----- DATASET RECORDS

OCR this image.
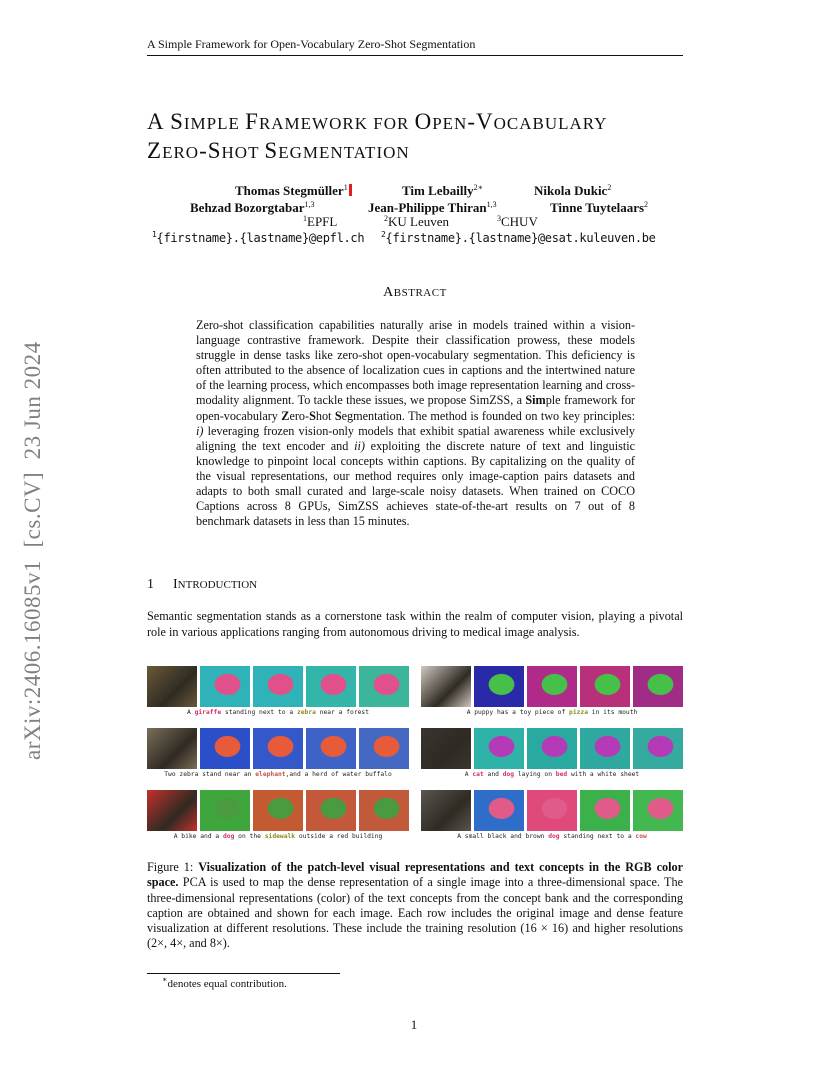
A Simple Framework for Open-Vocabulary Zero-Shot Segmentation
A SIMPLE FRAMEWORK FOR OPEN-VOCABULARY
ZERO-SHOT SEGMENTATION
Thomas Stegmüller$^1$	Tim Lebailly$^{2∗}$	Nikola Dukic$^2$
Behzad Bozorgtabar$^{1,3}$	Jean-Philippe Thiran$^{1,3}$	Tinne Tuytelaars$^2$
$^1$ EPFL	$^2$ KU Leuven	$^3$ CHUV
$^1$ {firstname}.{lastname}@epfl.ch $^2$ {firstname}.{lastname}@esat.kuleuven.be
arXiv:2406.16085v1  [cs.CV]  23 Jun 2024
ABSTRACT
Zero-shot classification capabilities naturally arise in models trained within a vision-language contrastive framework. Despite their classification prowess, these models struggle in dense tasks like zero-shot open-vocabulary segmentation. This deficiency is often attributed to the absence of localization cues in captions and the intertwined nature of the learning process, which encompasses both image representation learning and cross-modality alignment. To tackle these issues, we propose SimZSS, a Simple framework for open-vocabulary Zero-Shot Segmentation. The method is founded on two key principles: i) leveraging frozen vision-only models that exhibit spatial awareness while exclusively aligning the text encoder and ii) exploiting the discrete nature of text and linguistic knowledge to pinpoint local concepts within captions. By capitalizing on the quality of the visual representations, our method requires only image-caption pairs datasets and adapts to both small curated and large-scale noisy datasets. When trained on COCO Captions across 8 GPUs, SimZSS achieves state-of-the-art results on 7 out of 8 benchmark datasets in less than 15 minutes.
1 INTRODUCTION
Semantic segmentation stands as a cornerstone task within the realm of computer vision, playing a pivotal role in various applications ranging from autonomous driving to medical image analysis.
A giraffe standing next to a zebra near a forest	A puppy has a toy piece of pizza in its mouth
Two zebra stand near an elephant,and a herd of water buffalo	A cat and dog laying on bed with a white sheet
A bike and a dog on the sidewalk outside a red building	A small black and brown dog standing next to a cow
Figure 1: Visualization of the patch-level visual representations and text concepts in the RGB color space. PCA is used to map the dense representation of a single image into a three-dimensional space. The three-dimensional representations (color) of the text concepts from the concept bank and the corresponding caption are obtained and shown for each image. Each row includes the original image and dense feature visualization at different resolutions. These include the training resolution (16 × 16) and higher resolutions (2×, 4×, and 8×).
∗denotes equal contribution.
1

----------

**WHAT THE EXERCISE ASKS**
From the material above, copy everything exactly but the pictures.

**OUTPUT OF THE EXERCISE**
OCR this image.
A Simple Framework for Open-Vocabulary Zero-Shot Segmentation
A SIMPLE FRAMEWORK FOR OPEN-VOCABULARY
ZERO-SHOT SEGMENTATION
Thomas Stegmüller$^1$	Tim Lebailly$^{2∗}$	Nikola Dukic$^2$
Behzad Bozorgtabar$^{1,3}$	Jean-Philippe Thiran$^{1,3}$	Tinne Tuytelaars$^2$
$^1$ EPFL	$^2$ KU Leuven	$^3$ CHUV
$^1$ {firstname}.{lastname}@epfl.ch $^2$ {firstname}.{lastname}@esat.kuleuven.be
arXiv:2406.16085v1  [cs.CV]  23 Jun 2024
ABSTRACT
Zero-shot classification capabilities naturally arise in models trained within a vision-language contrastive framework. Despite their classification prowess, these models struggle in dense tasks like zero-shot open-vocabulary segmentation. This deficiency is often attributed to the absence of localization cues in captions and the intertwined nature of the learning process, which encompasses both image representation learning and cross-modality alignment. To tackle these issues, we propose SimZSS, a Simple framework for open-vocabulary Zero-Shot Segmentation. The method is founded on two key principles: i) leveraging frozen vision-only models that exhibit spatial awareness while exclusively aligning the text encoder and ii) exploiting the discrete nature of text and linguistic knowledge to pinpoint local concepts within captions. By capitalizing on the quality of the visual representations, our method requires only image-caption pairs datasets and adapts to both small curated and large-scale noisy datasets. When trained on COCO Captions across 8 GPUs, SimZSS achieves state-of-the-art results on 7 out of 8 benchmark datasets in less than 15 minutes.
1 INTRODUCTION
Semantic segmentation stands as a cornerstone task within the realm of computer vision, playing a pivotal role in various applications ranging from autonomous driving to medical image analysis.
A giraffe standing next to a zebra near a forest	A puppy has a toy piece of pizza in its mouth
Two zebra stand near an elephant,and a herd of water buffalo	A cat and dog laying on bed with a white sheet
A bike and a dog on the sidewalk outside a red building	A small black and brown dog standing next to a cow
Figure 1: Visualization of the patch-level visual representations and text concepts in the RGB color space. PCA is used to map the dense representation of a single image into a three-dimensional space. The three-dimensional representations (color) of the text concepts from the concept bank and the corresponding caption are obtained and shown for each image. Each row includes the original image and dense feature visualization at different resolutions. These include the training resolution (16 × 16) and higher resolutions (2×, 4×, and 8×).
∗denotes equal contribution.
1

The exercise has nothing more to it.